:: DATA ::

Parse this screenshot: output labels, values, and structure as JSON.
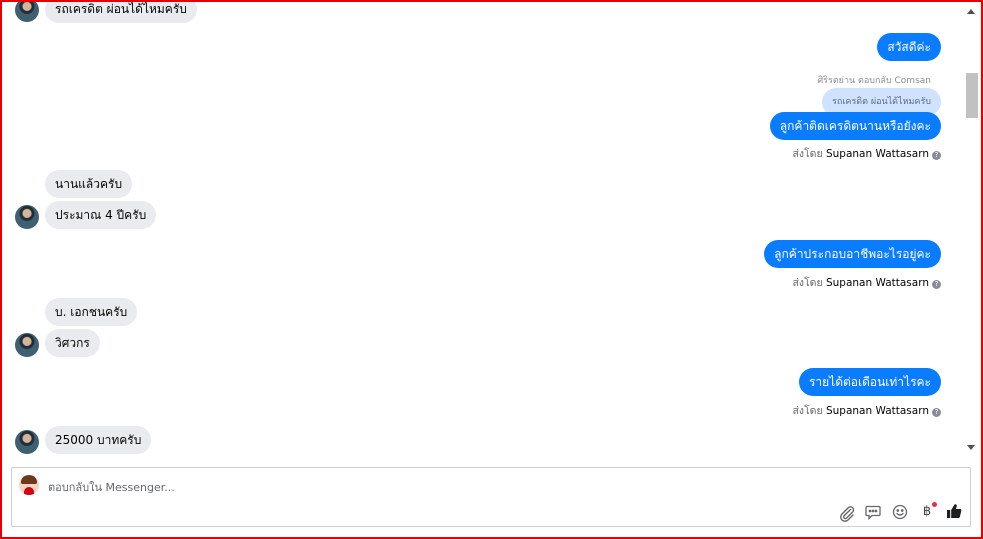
{
  "messages": {
    "m1": "รถเครดิต ผ่อนได้ไหมครับ",
    "m2": "สวัสดีค่ะ",
    "reply_hint": "ศิริรตย่าน ตอบกลับ Comsan",
    "quoted": "รถเครดิต ผ่อนได้ไหมครับ",
    "m3": "ลูกค้าติดเครดิตนานหรือยังคะ",
    "m4": "นานแล้วครับ",
    "m5": "ประมาณ 4 ปีครับ",
    "m6": "ลูกค้าประกอบอาชีพอะไรอยู่คะ",
    "m7": "บ. เอกชนครับ",
    "m8": "วิศวกร",
    "m9": "รายได้ต่อเดือนเท่าไรคะ",
    "m10": "25000 บาทครับ"
  },
  "sent_by": {
    "prefix": "ส่งโดย",
    "name": "Supanan Wattasarn",
    "help": "?"
  },
  "composer": {
    "placeholder": "ตอบกลับใน Messenger..."
  },
  "icons": [
    "attach-icon",
    "saved-replies-icon",
    "emoji-icon",
    "baht-icon",
    "like-icon"
  ],
  "tools": {
    "baht_symbol": "฿"
  },
  "colors": {
    "outgoing": "#0a7cff",
    "incoming": "#e9ebee",
    "frame": "#e60000",
    "notification": "#f02849"
  }
}
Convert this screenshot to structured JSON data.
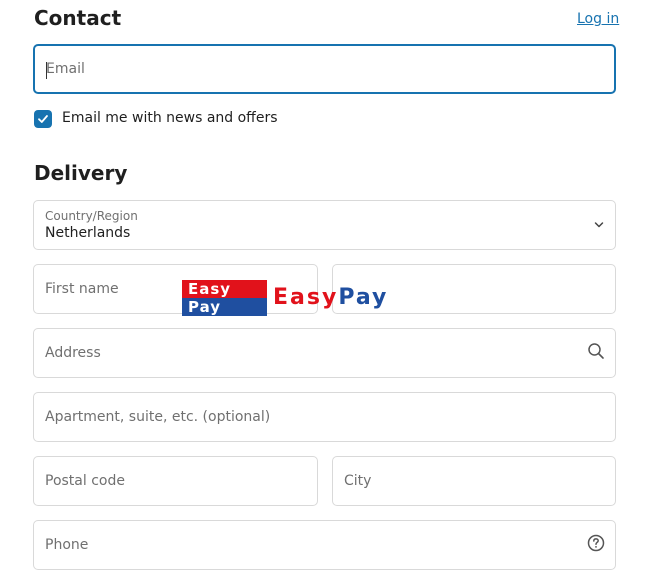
{
  "contact": {
    "heading": "Contact",
    "login_label": "Log in",
    "email_placeholder": "Email",
    "email_value": "",
    "newsletter_label": "Email me with news and offers",
    "newsletter_checked": true
  },
  "delivery": {
    "heading": "Delivery",
    "country_label": "Country/Region",
    "country_value": "Netherlands",
    "first_name_placeholder": "First name",
    "last_name_placeholder": "",
    "address_placeholder": "Address",
    "apartment_placeholder": "Apartment, suite, etc. (optional)",
    "postal_code_placeholder": "Postal code",
    "city_placeholder": "City",
    "phone_placeholder": "Phone"
  },
  "logo": {
    "badge_top": "Easy",
    "badge_bottom": "Pay",
    "word_red": "Easy",
    "word_blue": "Pay",
    "colors": {
      "red": "#e1121b",
      "blue": "#1f4fa0"
    }
  },
  "icons": {
    "country_chevron": "chevron-down-icon",
    "address_search": "search-icon",
    "phone_help": "help-circle-icon"
  },
  "colors": {
    "accent": "#1773b0",
    "border": "#d9d9d9",
    "placeholder": "#707070"
  }
}
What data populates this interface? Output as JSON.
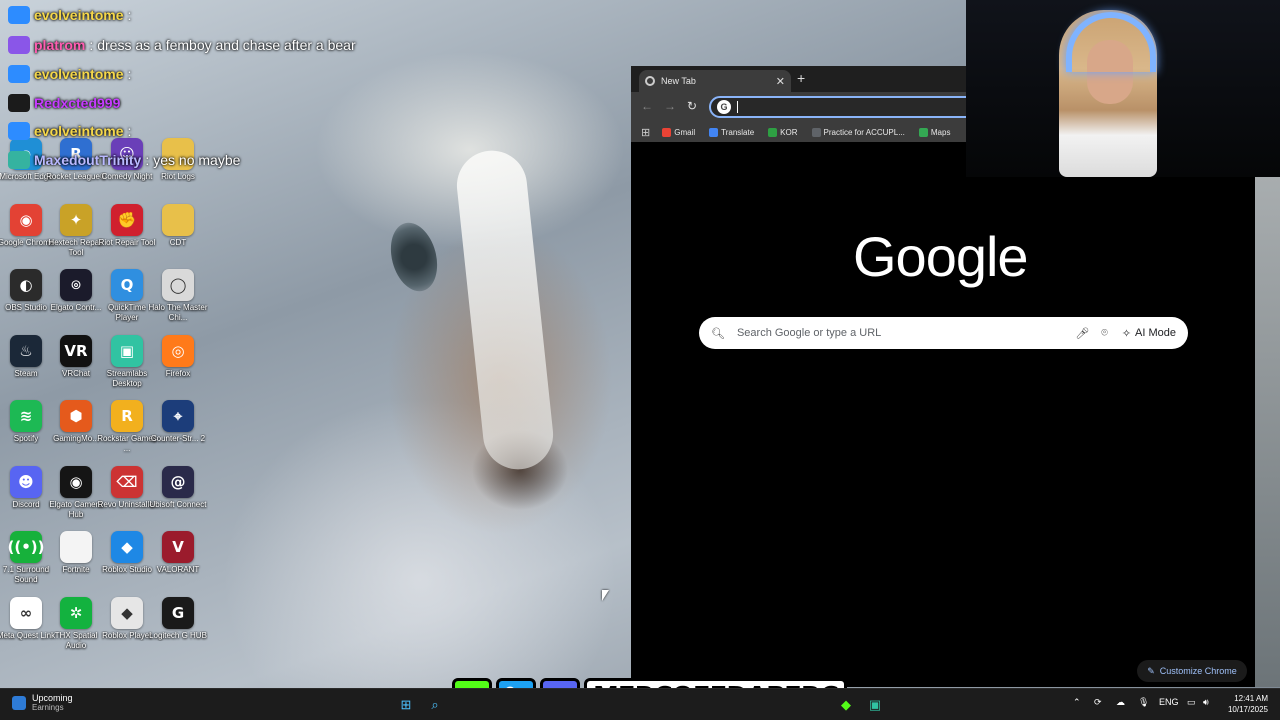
{
  "chat": [
    {
      "user": "evolveintome",
      "sep": ":",
      "text": "",
      "color": "#f5d74a"
    },
    {
      "user": "platrom",
      "sep": ":",
      "text": "dress as a femboy and chase after a bear",
      "color": "#ff5db1"
    },
    {
      "user": "evolveintome",
      "sep": ":",
      "text": "",
      "color": "#f5d74a"
    },
    {
      "user": "Redxcted999",
      "sep": "",
      "text": "",
      "color": "#c63bff"
    },
    {
      "user": "evolveintome",
      "sep": ":",
      "text": "",
      "color": "#f5d74a"
    },
    {
      "user": "MaxedoutTrinity",
      "sep": ":",
      "text": "yes no maybe",
      "color": "#b9b9ff"
    }
  ],
  "desktop_icons": [
    {
      "label": "Microsoft Edge",
      "icon": "edge-icon",
      "color": "#1f8fd6",
      "glyph": "e"
    },
    {
      "label": "Rocket League®",
      "icon": "rocket-league-icon",
      "color": "#2f6fd1",
      "glyph": "R"
    },
    {
      "label": "Comedy Night",
      "icon": "comedy-night-icon",
      "color": "#6a3fb8",
      "glyph": "☺"
    },
    {
      "label": "Riot Logs",
      "icon": "folder-icon",
      "color": "#e8c04a",
      "glyph": ""
    },
    {
      "label": "Google Chrome",
      "icon": "chrome-icon",
      "color": "#e34234",
      "glyph": "◉"
    },
    {
      "label": "Hextech Repair Tool",
      "icon": "hextech-icon",
      "color": "#c9a227",
      "glyph": "✦"
    },
    {
      "label": "Riot Repair Tool",
      "icon": "riot-icon",
      "color": "#d0202e",
      "glyph": "✊"
    },
    {
      "label": "CDT",
      "icon": "folder-icon",
      "color": "#e8c04a",
      "glyph": ""
    },
    {
      "label": "OBS Studio",
      "icon": "obs-icon",
      "color": "#2b2b2b",
      "glyph": "◐"
    },
    {
      "label": "Elgato Contr...",
      "icon": "elgato-icon",
      "color": "#1b1b2b",
      "glyph": "⌾"
    },
    {
      "label": "QuickTime Player",
      "icon": "quicktime-icon",
      "color": "#2f8fe0",
      "glyph": "Q"
    },
    {
      "label": "Halo The Master Chi...",
      "icon": "halo-icon",
      "color": "#d9d9d9",
      "glyph": "◯"
    },
    {
      "label": "Steam",
      "icon": "steam-icon",
      "color": "#1b2838",
      "glyph": "♨"
    },
    {
      "label": "VRChat",
      "icon": "vrchat-icon",
      "color": "#111111",
      "glyph": "VR"
    },
    {
      "label": "Streamlabs Desktop",
      "icon": "streamlabs-icon",
      "color": "#31c3a2",
      "glyph": "▣"
    },
    {
      "label": "Firefox",
      "icon": "firefox-icon",
      "color": "#ff7a1a",
      "glyph": "◎"
    },
    {
      "label": "Spotify",
      "icon": "spotify-icon",
      "color": "#1db954",
      "glyph": "≋"
    },
    {
      "label": "GamingMo...",
      "icon": "gaming-mode-icon",
      "color": "#e55a1c",
      "glyph": "⬢"
    },
    {
      "label": "Rockstar Games ...",
      "icon": "rockstar-icon",
      "color": "#f2b01e",
      "glyph": "R"
    },
    {
      "label": "Counter-Str... 2",
      "icon": "counter-strike-icon",
      "color": "#1c3d7a",
      "glyph": "⌖"
    },
    {
      "label": "Discord",
      "icon": "discord-icon",
      "color": "#5865f2",
      "glyph": "☻"
    },
    {
      "label": "Elgato Camera Hub",
      "icon": "camera-hub-icon",
      "color": "#151515",
      "glyph": "◉"
    },
    {
      "label": "Revo Uninstaller",
      "icon": "revo-icon",
      "color": "#cc3333",
      "glyph": "⌫"
    },
    {
      "label": "Ubisoft Connect",
      "icon": "ubisoft-icon",
      "color": "#2a2a4a",
      "glyph": "@"
    },
    {
      "label": "7.1 Surround Sound",
      "icon": "surround-icon",
      "color": "#17b13b",
      "glyph": "((•))"
    },
    {
      "label": "Fortnite",
      "icon": "file-icon",
      "color": "#f4f4f4",
      "glyph": ""
    },
    {
      "label": "Roblox Studio",
      "icon": "roblox-studio-icon",
      "color": "#1e88e5",
      "glyph": "◆"
    },
    {
      "label": "VALORANT",
      "icon": "valorant-icon",
      "color": "#9b1b2c",
      "glyph": "V"
    },
    {
      "label": "Meta Quest Link",
      "icon": "meta-icon",
      "color": "#ffffff",
      "glyph": "∞"
    },
    {
      "label": "THX Spatial Audio",
      "icon": "thx-icon",
      "color": "#13b23f",
      "glyph": "✲"
    },
    {
      "label": "Roblox Player",
      "icon": "roblox-icon",
      "color": "#e6e6e6",
      "glyph": "◆"
    },
    {
      "label": "Logitech G HUB",
      "icon": "logitech-icon",
      "color": "#1a1a1a",
      "glyph": "G"
    }
  ],
  "browser": {
    "tab_title": "New Tab",
    "new_tab": "+",
    "omnibox_value": "",
    "bookmarks": [
      {
        "label": "Gmail",
        "icon": "gmail-icon",
        "color": "#ea4335"
      },
      {
        "label": "Translate",
        "icon": "translate-icon",
        "color": "#4285f4"
      },
      {
        "label": "KOR",
        "icon": "kor-icon",
        "color": "#2ea043"
      },
      {
        "label": "Practice for ACCUPL...",
        "icon": "page-icon",
        "color": "#5f6368"
      },
      {
        "label": "Maps",
        "icon": "maps-icon",
        "color": "#34a853"
      }
    ],
    "logo": "Google",
    "search_placeholder": "Search Google or type a URL",
    "ai_mode": "AI Mode",
    "customize": "Customize Chrome"
  },
  "social": {
    "handle": "MERCOFFDAPERC",
    "kick": "K"
  },
  "taskbar": {
    "weather_title": "Upcoming",
    "weather_sub": "Earnings",
    "language": "ENG",
    "time": "12:41 AM",
    "date": "10/17/2025"
  }
}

:::

Show all lines in the entries above where the word "อนได" appears.

    "m1": "รถเครดิต ผ่อนได้ไหมครับ",
    "quoted": "รถเครดิต ผ่อนได้ไหมครับ",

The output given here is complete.